**WHAT IS EXPECTED:** State how many lines of the listing below include the word "Jack". Give only the number.

(Dataset excerpts)
▬▬▬▬▬▬▬▬▬▬
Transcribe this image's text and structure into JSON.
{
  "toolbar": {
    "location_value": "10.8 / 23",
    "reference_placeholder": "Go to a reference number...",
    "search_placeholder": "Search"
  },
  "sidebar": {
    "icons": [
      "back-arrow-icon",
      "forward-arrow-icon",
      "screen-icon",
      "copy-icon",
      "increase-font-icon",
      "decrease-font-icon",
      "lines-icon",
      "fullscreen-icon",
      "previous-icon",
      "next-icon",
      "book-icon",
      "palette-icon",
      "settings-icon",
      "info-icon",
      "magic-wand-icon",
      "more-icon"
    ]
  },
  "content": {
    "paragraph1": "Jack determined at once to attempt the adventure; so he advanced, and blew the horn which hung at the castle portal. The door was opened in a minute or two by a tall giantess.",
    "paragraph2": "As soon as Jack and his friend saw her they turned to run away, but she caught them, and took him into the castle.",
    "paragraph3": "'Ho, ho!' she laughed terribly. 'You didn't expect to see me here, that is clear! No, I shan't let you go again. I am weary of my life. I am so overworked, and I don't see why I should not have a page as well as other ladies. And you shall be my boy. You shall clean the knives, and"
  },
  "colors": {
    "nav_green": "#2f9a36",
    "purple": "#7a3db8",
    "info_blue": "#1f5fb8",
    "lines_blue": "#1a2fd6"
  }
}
▬▬▬▬▬▬▬▬▬▬
**ANSWER FOR THIS EXERCISE:** 2